------ Stored data ------
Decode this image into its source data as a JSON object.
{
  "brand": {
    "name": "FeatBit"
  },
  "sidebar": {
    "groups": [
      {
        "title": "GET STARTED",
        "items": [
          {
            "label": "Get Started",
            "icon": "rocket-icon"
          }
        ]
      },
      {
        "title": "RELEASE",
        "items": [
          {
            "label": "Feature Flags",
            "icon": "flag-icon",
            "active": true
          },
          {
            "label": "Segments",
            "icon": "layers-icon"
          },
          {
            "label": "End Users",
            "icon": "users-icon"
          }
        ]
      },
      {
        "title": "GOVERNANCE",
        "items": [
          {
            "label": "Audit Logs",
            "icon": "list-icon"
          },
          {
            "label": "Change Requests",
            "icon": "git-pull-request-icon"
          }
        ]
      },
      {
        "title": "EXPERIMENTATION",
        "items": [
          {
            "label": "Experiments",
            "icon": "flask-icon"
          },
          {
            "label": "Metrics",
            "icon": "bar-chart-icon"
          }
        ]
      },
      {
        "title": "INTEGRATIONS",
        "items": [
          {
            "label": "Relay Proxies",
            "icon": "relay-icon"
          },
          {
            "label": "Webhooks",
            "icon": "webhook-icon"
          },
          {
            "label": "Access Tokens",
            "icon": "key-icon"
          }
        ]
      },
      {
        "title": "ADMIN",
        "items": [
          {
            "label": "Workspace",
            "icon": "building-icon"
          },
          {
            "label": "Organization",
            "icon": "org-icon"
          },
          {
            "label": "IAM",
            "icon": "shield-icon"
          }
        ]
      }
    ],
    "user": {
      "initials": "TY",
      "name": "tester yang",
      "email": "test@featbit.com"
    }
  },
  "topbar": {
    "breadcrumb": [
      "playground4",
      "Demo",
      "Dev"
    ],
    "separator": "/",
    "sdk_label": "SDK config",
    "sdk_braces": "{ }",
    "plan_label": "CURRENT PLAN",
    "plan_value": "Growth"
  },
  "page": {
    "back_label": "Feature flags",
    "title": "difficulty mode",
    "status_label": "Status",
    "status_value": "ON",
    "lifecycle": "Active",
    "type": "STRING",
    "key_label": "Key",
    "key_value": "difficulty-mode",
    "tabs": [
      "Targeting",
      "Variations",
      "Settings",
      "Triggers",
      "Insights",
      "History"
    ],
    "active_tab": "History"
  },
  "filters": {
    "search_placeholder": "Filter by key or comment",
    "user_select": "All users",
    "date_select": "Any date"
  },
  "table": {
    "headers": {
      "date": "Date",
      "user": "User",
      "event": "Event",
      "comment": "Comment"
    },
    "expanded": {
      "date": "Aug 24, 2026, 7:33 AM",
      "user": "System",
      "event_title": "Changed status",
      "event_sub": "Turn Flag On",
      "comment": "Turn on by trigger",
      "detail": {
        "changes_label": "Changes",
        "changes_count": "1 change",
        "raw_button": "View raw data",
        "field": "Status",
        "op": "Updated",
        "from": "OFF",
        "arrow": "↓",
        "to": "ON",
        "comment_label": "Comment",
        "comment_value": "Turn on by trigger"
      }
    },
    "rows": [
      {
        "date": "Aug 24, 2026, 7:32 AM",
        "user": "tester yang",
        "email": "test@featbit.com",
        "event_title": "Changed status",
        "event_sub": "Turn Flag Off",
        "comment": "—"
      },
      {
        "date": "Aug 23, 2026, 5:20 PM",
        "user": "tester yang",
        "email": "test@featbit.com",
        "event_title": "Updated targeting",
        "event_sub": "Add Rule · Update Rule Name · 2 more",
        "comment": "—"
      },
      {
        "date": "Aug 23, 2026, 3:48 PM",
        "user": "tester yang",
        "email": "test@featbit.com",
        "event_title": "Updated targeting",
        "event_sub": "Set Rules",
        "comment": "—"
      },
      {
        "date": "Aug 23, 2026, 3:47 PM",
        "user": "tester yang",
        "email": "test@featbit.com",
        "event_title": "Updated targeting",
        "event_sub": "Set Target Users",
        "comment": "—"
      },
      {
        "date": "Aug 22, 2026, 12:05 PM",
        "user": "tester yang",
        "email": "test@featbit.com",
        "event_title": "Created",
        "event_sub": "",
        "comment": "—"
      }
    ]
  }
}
------
▸ Exercise description
Pull out every line of the records that includes the string "Changed".

▸ Problem solution
      "event_title": "Changed status",
        "event_title": "Changed status",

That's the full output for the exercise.